Write out all of the lines below, exactly and completely.

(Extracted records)
- - - - - - -

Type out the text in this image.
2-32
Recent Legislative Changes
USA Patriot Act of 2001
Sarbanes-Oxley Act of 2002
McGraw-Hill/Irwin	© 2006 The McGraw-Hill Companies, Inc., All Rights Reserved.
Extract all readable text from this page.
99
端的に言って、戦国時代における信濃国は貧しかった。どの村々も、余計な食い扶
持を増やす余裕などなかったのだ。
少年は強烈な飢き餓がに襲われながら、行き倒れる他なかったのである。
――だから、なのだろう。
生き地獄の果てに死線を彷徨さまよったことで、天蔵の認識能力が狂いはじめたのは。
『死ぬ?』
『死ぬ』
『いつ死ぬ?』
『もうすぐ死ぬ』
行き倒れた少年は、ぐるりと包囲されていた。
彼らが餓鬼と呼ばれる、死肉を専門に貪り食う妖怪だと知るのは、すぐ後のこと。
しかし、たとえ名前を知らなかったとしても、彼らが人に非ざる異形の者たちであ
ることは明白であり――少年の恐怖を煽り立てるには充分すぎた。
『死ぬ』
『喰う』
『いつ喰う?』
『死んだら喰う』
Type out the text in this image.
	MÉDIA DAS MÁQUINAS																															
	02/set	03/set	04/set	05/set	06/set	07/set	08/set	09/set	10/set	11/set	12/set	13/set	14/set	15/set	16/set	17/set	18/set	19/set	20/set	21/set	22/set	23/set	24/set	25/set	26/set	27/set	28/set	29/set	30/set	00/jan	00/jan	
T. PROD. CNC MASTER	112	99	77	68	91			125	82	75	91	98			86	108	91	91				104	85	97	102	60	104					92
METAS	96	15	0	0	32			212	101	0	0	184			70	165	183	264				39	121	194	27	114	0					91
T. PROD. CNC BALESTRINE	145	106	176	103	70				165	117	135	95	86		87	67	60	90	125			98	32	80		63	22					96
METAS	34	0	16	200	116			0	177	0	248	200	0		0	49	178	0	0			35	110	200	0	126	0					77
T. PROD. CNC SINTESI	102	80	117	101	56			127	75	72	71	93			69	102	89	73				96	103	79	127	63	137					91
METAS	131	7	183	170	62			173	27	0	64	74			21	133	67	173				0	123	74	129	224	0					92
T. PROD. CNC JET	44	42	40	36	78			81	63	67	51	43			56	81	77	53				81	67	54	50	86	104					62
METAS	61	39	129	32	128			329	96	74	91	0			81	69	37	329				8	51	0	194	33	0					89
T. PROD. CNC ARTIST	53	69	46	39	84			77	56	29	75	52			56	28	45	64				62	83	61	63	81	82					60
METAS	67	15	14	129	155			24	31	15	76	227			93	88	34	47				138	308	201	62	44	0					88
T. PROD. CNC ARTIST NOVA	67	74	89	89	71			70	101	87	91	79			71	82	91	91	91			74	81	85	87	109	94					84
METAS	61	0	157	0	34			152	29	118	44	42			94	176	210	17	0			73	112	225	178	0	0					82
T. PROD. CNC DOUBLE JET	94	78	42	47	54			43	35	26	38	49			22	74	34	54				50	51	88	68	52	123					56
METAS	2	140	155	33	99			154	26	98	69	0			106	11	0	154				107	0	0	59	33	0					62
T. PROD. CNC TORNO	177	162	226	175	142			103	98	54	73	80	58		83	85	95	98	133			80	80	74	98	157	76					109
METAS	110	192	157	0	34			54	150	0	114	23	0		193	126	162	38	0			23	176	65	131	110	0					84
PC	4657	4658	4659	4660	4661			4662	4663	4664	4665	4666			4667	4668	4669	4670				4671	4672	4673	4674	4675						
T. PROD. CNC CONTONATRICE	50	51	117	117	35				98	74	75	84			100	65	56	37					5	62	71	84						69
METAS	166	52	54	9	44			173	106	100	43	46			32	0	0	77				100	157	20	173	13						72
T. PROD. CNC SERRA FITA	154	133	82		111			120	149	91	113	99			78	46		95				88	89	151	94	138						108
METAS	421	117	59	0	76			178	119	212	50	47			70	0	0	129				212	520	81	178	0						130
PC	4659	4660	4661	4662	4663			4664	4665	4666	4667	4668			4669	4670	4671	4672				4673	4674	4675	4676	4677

- - - - - - -

| Task response |
Type out the text in this image.
2-32
Recent Legislative Changes
USA Patriot Act of 2001
Sarbanes-Oxley Act of 2002
McGraw-Hill/Irwin	© 2006 The McGraw-Hill Companies, Inc., All Rights Reserved.
Extract all readable text from this page.
99
端的に言って、戦国時代における信濃国は貧しかった。どの村々も、余計な食い扶
持を増やす余裕などなかったのだ。
少年は強烈な飢き餓がに襲われながら、行き倒れる他なかったのである。
――だから、なのだろう。
生き地獄の果てに死線を彷徨さまよったことで、天蔵の認識能力が狂いはじめたのは。
『死ぬ?』
『死ぬ』
『いつ死ぬ?』
『もうすぐ死ぬ』
行き倒れた少年は、ぐるりと包囲されていた。
彼らが餓鬼と呼ばれる、死肉を専門に貪り食う妖怪だと知るのは、すぐ後のこと。
しかし、たとえ名前を知らなかったとしても、彼らが人に非ざる異形の者たちであ
ることは明白であり――少年の恐怖を煽り立てるには充分すぎた。
『死ぬ』
『喰う』
『いつ喰う?』
『死んだら喰う』
Type out the text in this image.
	MÉDIA DAS MÁQUINAS																															
	02/set	03/set	04/set	05/set	06/set	07/set	08/set	09/set	10/set	11/set	12/set	13/set	14/set	15/set	16/set	17/set	18/set	19/set	20/set	21/set	22/set	23/set	24/set	25/set	26/set	27/set	28/set	29/set	30/set	00/jan	00/jan	
T. PROD. CNC MASTER	112	99	77	68	91			125	82	75	91	98			86	108	91	91				104	85	97	102	60	104					92
METAS	96	15	0	0	32			212	101	0	0	184			70	165	183	264				39	121	194	27	114	0					91
T. PROD. CNC BALESTRINE	145	106	176	103	70				165	117	135	95	86		87	67	60	90	125			98	32	80		63	22					96
METAS	34	0	16	200	116			0	177	0	248	200	0		0	49	178	0	0			35	110	200	0	126	0					77
T. PROD. CNC SINTESI	102	80	117	101	56			127	75	72	71	93			69	102	89	73				96	103	79	127	63	137					91
METAS	131	7	183	170	62			173	27	0	64	74			21	133	67	173				0	123	74	129	224	0					92
T. PROD. CNC JET	44	42	40	36	78			81	63	67	51	43			56	81	77	53				81	67	54	50	86	104					62
METAS	61	39	129	32	128			329	96	74	91	0			81	69	37	329				8	51	0	194	33	0					89
T. PROD. CNC ARTIST	53	69	46	39	84			77	56	29	75	52			56	28	45	64				62	83	61	63	81	82					60
METAS	67	15	14	129	155			24	31	15	76	227			93	88	34	47				138	308	201	62	44	0					88
T. PROD. CNC ARTIST NOVA	67	74	89	89	71			70	101	87	91	79			71	82	91	91	91			74	81	85	87	109	94					84
METAS	61	0	157	0	34			152	29	118	44	42			94	176	210	17	0			73	112	225	178	0	0					82
T. PROD. CNC DOUBLE JET	94	78	42	47	54			43	35	26	38	49			22	74	34	54				50	51	88	68	52	123					56
METAS	2	140	155	33	99			154	26	98	69	0			106	11	0	154				107	0	0	59	33	0					62
T. PROD. CNC TORNO	177	162	226	175	142			103	98	54	73	80	58		83	85	95	98	133			80	80	74	98	157	76					109
METAS	110	192	157	0	34			54	150	0	114	23	0		193	126	162	38	0			23	176	65	131	110	0					84
PC	4657	4658	4659	4660	4661			4662	4663	4664	4665	4666			4667	4668	4669	4670				4671	4672	4673	4674	4675						
T. PROD. CNC CONTONATRICE	50	51	117	117	35				98	74	75	84			100	65	56	37					5	62	71	84						69
METAS	166	52	54	9	44			173	106	100	43	46			32	0	0	77				100	157	20	173	13						72
T. PROD. CNC SERRA FITA	154	133	82		111			120	149	91	113	99			78	46		95				88	89	151	94	138						108
METAS	421	117	59	0	76			178	119	212	50	47			70	0	0	129				212	520	81	178	0						130
PC	4659	4660	4661	4662	4663			4664	4665	4666	4667	4668			4669	4670	4671	4672				4673	4674	4675	4676	4677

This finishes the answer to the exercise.